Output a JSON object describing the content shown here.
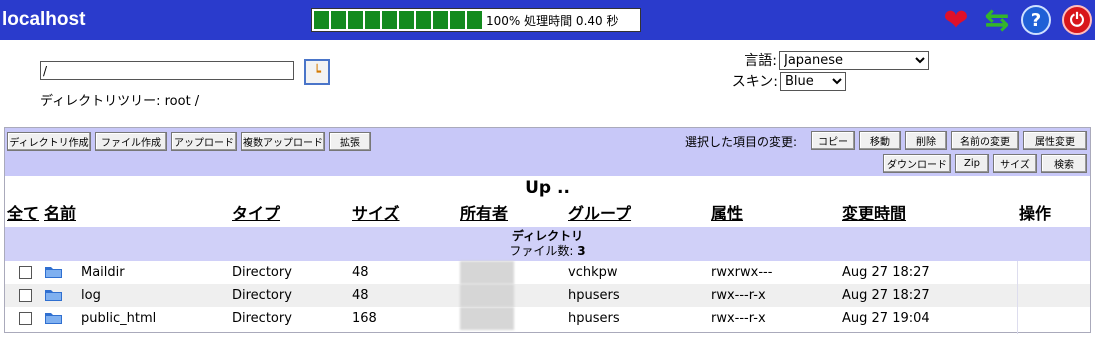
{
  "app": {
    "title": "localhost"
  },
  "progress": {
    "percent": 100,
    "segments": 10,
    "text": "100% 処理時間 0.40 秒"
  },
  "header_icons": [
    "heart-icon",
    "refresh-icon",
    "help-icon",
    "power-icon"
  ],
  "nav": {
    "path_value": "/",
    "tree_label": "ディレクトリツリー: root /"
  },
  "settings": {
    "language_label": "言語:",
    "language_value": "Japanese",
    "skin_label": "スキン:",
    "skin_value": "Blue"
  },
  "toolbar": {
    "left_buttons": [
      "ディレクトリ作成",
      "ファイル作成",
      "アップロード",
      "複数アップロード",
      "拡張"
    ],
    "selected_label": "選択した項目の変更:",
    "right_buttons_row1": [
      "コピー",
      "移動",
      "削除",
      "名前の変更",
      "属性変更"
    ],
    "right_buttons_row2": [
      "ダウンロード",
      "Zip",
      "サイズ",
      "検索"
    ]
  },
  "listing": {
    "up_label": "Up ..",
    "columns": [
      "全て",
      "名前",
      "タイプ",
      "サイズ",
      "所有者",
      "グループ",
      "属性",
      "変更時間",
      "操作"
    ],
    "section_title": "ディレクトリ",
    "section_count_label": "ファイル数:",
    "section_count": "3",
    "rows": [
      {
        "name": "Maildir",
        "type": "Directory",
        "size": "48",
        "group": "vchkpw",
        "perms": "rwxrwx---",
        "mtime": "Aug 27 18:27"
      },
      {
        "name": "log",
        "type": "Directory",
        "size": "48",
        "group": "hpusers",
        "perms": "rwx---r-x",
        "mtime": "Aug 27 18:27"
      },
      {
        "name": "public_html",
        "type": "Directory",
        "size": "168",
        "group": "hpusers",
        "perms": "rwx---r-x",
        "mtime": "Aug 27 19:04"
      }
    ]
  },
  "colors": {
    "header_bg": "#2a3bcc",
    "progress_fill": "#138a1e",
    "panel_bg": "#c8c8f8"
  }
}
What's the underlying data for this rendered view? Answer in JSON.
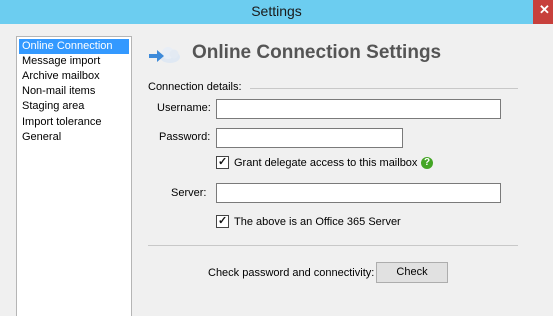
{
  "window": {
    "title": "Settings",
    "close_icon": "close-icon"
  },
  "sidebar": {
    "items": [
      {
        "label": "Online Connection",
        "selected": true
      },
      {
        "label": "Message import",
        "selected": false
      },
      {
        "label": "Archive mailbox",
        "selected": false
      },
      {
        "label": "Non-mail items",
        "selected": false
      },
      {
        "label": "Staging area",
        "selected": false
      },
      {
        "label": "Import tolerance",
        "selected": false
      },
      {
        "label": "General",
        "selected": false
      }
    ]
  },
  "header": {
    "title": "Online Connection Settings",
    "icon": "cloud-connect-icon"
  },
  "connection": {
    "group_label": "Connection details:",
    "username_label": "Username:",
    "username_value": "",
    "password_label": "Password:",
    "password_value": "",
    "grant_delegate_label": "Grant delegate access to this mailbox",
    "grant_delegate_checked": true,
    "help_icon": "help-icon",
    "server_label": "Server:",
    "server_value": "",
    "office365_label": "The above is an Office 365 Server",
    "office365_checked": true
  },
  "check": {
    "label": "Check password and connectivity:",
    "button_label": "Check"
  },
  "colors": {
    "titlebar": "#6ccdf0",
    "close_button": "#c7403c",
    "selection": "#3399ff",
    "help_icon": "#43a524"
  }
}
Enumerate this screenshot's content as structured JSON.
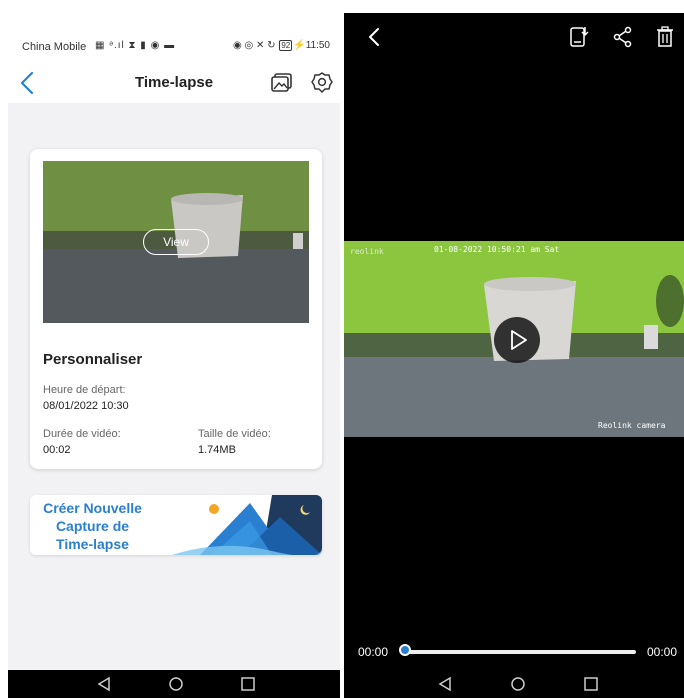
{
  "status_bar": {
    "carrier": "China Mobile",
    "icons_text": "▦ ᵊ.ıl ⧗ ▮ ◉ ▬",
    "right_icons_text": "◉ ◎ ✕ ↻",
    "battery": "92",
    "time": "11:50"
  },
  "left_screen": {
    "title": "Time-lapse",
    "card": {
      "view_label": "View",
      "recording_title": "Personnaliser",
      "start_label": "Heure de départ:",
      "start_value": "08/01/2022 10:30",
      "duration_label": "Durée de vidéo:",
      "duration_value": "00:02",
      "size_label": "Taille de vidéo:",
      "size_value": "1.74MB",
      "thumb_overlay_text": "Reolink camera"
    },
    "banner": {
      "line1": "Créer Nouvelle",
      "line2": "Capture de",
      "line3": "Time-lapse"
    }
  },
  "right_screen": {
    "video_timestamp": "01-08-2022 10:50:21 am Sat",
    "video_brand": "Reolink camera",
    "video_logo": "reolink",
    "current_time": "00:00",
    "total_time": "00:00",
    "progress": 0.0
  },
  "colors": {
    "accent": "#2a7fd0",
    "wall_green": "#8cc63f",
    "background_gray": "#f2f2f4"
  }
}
==============================
> **Exercise task**: Using the data above, say how many lines include "mailbox". No other reply is needed.

> **In response**: 2